━━━━━ Listing ━━━━━
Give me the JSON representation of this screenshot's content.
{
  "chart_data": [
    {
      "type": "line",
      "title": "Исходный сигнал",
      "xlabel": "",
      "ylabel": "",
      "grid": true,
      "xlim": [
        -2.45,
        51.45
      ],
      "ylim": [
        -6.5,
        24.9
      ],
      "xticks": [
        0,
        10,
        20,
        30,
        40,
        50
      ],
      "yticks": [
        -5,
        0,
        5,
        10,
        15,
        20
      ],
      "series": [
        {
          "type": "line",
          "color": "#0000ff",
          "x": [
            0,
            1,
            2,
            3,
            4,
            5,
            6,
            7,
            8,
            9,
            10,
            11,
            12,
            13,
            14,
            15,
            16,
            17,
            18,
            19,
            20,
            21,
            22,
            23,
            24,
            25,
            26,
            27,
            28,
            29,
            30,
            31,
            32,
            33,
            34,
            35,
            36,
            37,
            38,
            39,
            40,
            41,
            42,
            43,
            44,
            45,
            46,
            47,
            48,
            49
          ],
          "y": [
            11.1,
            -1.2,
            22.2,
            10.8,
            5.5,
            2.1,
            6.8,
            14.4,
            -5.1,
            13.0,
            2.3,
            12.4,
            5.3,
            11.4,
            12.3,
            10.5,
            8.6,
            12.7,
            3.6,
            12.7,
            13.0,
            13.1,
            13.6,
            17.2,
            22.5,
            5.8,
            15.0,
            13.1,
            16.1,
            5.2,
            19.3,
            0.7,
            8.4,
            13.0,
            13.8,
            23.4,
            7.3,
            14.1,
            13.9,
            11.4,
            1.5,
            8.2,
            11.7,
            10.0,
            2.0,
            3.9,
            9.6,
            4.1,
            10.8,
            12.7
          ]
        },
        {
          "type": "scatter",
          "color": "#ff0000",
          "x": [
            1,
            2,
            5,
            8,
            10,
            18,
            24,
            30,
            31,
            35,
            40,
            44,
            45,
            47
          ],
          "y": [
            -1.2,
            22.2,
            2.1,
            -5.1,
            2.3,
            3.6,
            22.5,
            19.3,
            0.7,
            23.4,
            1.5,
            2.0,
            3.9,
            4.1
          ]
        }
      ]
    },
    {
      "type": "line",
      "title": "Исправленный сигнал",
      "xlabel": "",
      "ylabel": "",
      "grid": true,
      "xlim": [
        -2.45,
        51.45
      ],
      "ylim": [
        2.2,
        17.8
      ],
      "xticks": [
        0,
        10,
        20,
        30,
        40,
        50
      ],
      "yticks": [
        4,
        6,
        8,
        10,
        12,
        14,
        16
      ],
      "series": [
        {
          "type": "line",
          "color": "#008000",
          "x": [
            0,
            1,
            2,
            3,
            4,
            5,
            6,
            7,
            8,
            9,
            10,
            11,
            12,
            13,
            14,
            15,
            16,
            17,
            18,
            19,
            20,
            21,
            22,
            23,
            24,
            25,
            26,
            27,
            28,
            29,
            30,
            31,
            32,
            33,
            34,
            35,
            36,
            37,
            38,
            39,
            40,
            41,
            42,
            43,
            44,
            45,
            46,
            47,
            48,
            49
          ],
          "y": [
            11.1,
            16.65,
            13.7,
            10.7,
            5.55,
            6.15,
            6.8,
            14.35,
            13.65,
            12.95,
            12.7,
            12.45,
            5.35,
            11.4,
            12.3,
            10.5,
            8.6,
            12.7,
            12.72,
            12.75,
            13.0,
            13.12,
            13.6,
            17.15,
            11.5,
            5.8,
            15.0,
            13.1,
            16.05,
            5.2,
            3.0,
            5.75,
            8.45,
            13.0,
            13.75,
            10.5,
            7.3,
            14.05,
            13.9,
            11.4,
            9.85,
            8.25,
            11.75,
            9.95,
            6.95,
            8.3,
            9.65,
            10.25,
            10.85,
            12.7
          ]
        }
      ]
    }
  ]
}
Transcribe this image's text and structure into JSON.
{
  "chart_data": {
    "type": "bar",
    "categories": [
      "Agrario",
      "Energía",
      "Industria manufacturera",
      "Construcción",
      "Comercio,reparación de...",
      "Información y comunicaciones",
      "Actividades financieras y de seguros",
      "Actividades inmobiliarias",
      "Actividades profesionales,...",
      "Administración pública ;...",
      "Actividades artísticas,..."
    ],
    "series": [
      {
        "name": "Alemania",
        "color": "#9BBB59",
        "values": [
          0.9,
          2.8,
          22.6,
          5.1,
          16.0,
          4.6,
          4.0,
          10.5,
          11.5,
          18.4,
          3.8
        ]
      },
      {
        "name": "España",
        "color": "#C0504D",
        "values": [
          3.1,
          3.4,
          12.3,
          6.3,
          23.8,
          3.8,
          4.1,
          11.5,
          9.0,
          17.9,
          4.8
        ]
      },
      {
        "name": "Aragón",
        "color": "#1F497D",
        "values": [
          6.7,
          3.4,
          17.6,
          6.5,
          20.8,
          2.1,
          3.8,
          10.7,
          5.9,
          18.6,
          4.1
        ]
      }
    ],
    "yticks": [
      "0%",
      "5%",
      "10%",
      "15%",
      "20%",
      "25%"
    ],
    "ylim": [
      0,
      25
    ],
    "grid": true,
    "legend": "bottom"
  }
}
━━━━━
## Exercise prompt:
Quote each line of the listing above exactly.

## Exercise answer:
Give me the JSON representation of this screenshot's content.
{
  "chart_data": [
    {
      "type": "line",
      "title": "Исходный сигнал",
      "xlabel": "",
      "ylabel": "",
      "grid": true,
      "xlim": [
        -2.45,
        51.45
      ],
      "ylim": [
        -6.5,
        24.9
      ],
      "xticks": [
        0,
        10,
        20,
        30,
        40,
        50
      ],
      "yticks": [
        -5,
        0,
        5,
        10,
        15,
        20
      ],
      "series": [
        {
          "type": "line",
          "color": "#0000ff",
          "x": [
            0,
            1,
            2,
            3,
            4,
            5,
            6,
            7,
            8,
            9,
            10,
            11,
            12,
            13,
            14,
            15,
            16,
            17,
            18,
            19,
            20,
            21,
            22,
            23,
            24,
            25,
            26,
            27,
            28,
            29,
            30,
            31,
            32,
            33,
            34,
            35,
            36,
            37,
            38,
            39,
            40,
            41,
            42,
            43,
            44,
            45,
            46,
            47,
            48,
            49
          ],
          "y": [
            11.1,
            -1.2,
            22.2,
            10.8,
            5.5,
            2.1,
            6.8,
            14.4,
            -5.1,
            13.0,
            2.3,
            12.4,
            5.3,
            11.4,
            12.3,
            10.5,
            8.6,
            12.7,
            3.6,
            12.7,
            13.0,
            13.1,
            13.6,
            17.2,
            22.5,
            5.8,
            15.0,
            13.1,
            16.1,
            5.2,
            19.3,
            0.7,
            8.4,
            13.0,
            13.8,
            23.4,
            7.3,
            14.1,
            13.9,
            11.4,
            1.5,
            8.2,
            11.7,
            10.0,
            2.0,
            3.9,
            9.6,
            4.1,
            10.8,
            12.7
          ]
        },
        {
          "type": "scatter",
          "color": "#ff0000",
          "x": [
            1,
            2,
            5,
            8,
            10,
            18,
            24,
            30,
            31,
            35,
            40,
            44,
            45,
            47
          ],
          "y": [
            -1.2,
            22.2,
            2.1,
            -5.1,
            2.3,
            3.6,
            22.5,
            19.3,
            0.7,
            23.4,
            1.5,
            2.0,
            3.9,
            4.1
          ]
        }
      ]
    },
    {
      "type": "line",
      "title": "Исправленный сигнал",
      "xlabel": "",
      "ylabel": "",
      "grid": true,
      "xlim": [
        -2.45,
        51.45
      ],
      "ylim": [
        2.2,
        17.8
      ],
      "xticks": [
        0,
        10,
        20,
        30,
        40,
        50
      ],
      "yticks": [
        4,
        6,
        8,
        10,
        12,
        14,
        16
      ],
      "series": [
        {
          "type": "line",
          "color": "#008000",
          "x": [
            0,
            1,
            2,
            3,
            4,
            5,
            6,
            7,
            8,
            9,
            10,
            11,
            12,
            13,
            14,
            15,
            16,
            17,
            18,
            19,
            20,
            21,
            22,
            23,
            24,
            25,
            26,
            27,
            28,
            29,
            30,
            31,
            32,
            33,
            34,
            35,
            36,
            37,
            38,
            39,
            40,
            41,
            42,
            43,
            44,
            45,
            46,
            47,
            48,
            49
          ],
          "y": [
            11.1,
            16.65,
            13.7,
            10.7,
            5.55,
            6.15,
            6.8,
            14.35,
            13.65,
            12.95,
            12.7,
            12.45,
            5.35,
            11.4,
            12.3,
            10.5,
            8.6,
            12.7,
            12.72,
            12.75,
            13.0,
            13.12,
            13.6,
            17.15,
            11.5,
            5.8,
            15.0,
            13.1,
            16.05,
            5.2,
            3.0,
            5.75,
            8.45,
            13.0,
            13.75,
            10.5,
            7.3,
            14.05,
            13.9,
            11.4,
            9.85,
            8.25,
            11.75,
            9.95,
            6.95,
            8.3,
            9.65,
            10.25,
            10.85,
            12.7
          ]
        }
      ]
    }
  ]
}
Transcribe this image's text and structure into JSON.
{
  "chart_data": {
    "type": "bar",
    "categories": [
      "Agrario",
      "Energía",
      "Industria manufacturera",
      "Construcción",
      "Comercio,reparación de...",
      "Información y comunicaciones",
      "Actividades financieras y de seguros",
      "Actividades inmobiliarias",
      "Actividades profesionales,...",
      "Administración pública ;...",
      "Actividades artísticas,..."
    ],
    "series": [
      {
        "name": "Alemania",
        "color": "#9BBB59",
        "values": [
          0.9,
          2.8,
          22.6,
          5.1,
          16.0,
          4.6,
          4.0,
          10.5,
          11.5,
          18.4,
          3.8
        ]
      },
      {
        "name": "España",
        "color": "#C0504D",
        "values": [
          3.1,
          3.4,
          12.3,
          6.3,
          23.8,
          3.8,
          4.1,
          11.5,
          9.0,
          17.9,
          4.8
        ]
      },
      {
        "name": "Aragón",
        "color": "#1F497D",
        "values": [
          6.7,
          3.4,
          17.6,
          6.5,
          20.8,
          2.1,
          3.8,
          10.7,
          5.9,
          18.6,
          4.1
        ]
      }
    ],
    "yticks": [
      "0%",
      "5%",
      "10%",
      "15%",
      "20%",
      "25%"
    ],
    "ylim": [
      0,
      25
    ],
    "grid": true,
    "legend": "bottom"
  }
}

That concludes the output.